BEGIN Source records

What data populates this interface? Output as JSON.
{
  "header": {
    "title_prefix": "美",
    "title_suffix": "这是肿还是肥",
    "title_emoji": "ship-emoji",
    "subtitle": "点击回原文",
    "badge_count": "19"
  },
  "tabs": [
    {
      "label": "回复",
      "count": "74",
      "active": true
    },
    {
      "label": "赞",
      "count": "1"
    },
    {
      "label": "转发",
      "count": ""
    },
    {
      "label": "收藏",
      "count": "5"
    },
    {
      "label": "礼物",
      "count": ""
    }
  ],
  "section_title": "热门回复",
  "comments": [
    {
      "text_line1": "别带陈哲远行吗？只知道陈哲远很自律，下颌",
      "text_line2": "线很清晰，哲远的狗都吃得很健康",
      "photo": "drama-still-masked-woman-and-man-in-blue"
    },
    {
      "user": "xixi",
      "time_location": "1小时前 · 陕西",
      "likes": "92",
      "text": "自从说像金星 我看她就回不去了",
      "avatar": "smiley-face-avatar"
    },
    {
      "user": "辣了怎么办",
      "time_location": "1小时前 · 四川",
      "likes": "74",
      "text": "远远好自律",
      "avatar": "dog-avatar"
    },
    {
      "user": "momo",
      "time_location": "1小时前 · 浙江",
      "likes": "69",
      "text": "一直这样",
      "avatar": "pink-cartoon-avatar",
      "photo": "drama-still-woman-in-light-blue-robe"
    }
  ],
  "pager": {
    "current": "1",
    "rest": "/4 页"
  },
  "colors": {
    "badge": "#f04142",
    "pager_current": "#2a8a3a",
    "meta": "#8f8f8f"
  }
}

END Source records
BEGIN Source records

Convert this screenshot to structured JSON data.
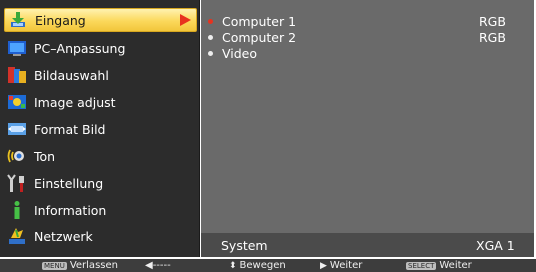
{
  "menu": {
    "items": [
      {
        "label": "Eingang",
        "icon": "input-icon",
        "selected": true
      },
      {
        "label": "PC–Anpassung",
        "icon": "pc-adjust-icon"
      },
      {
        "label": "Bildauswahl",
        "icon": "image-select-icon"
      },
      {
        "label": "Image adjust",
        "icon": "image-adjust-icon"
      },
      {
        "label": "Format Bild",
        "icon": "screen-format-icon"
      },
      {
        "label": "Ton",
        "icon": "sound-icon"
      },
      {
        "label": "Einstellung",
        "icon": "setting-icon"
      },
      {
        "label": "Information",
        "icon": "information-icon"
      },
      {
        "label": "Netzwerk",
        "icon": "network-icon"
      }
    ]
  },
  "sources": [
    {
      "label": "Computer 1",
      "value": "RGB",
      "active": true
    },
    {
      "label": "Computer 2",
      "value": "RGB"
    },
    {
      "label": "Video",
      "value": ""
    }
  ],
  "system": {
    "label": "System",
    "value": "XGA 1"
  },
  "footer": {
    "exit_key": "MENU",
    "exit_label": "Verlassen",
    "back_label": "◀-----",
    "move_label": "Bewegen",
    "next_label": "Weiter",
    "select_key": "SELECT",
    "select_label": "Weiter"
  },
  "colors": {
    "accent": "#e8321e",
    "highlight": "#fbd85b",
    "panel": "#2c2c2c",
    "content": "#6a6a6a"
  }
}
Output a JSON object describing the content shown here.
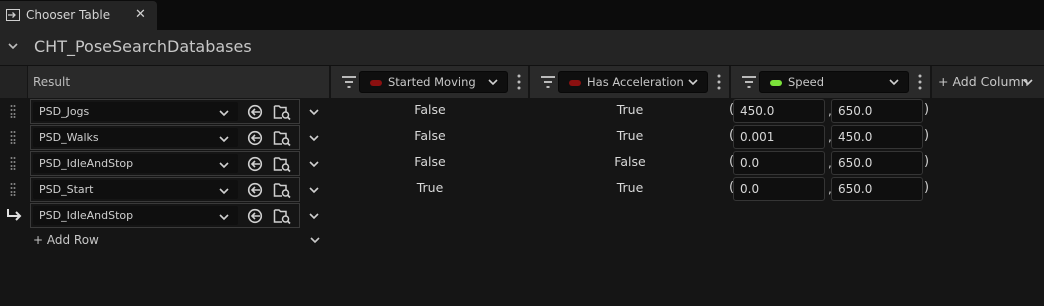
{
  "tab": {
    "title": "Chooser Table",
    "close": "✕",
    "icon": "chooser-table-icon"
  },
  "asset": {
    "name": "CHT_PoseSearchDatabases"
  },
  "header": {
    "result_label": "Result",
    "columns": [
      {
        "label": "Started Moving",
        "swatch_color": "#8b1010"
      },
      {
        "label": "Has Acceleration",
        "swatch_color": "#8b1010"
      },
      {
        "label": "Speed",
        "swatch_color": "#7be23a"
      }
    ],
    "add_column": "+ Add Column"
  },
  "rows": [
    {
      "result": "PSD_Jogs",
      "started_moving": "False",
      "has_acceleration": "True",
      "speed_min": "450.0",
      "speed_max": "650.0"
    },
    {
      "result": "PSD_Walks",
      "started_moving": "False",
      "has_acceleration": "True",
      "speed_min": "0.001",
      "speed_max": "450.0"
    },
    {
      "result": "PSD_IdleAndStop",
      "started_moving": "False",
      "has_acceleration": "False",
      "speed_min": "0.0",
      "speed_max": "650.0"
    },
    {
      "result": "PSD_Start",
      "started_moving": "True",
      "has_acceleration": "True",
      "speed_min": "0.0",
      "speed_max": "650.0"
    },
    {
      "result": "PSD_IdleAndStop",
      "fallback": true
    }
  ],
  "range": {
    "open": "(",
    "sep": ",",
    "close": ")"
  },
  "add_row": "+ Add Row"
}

END Source records

Task objective: Copy all lines from the entries that contain the word "adjust".

Result for this task:
        "icon": "pc-adjust-icon"
        "label": "Image adjust",
        "icon": "image-adjust-icon"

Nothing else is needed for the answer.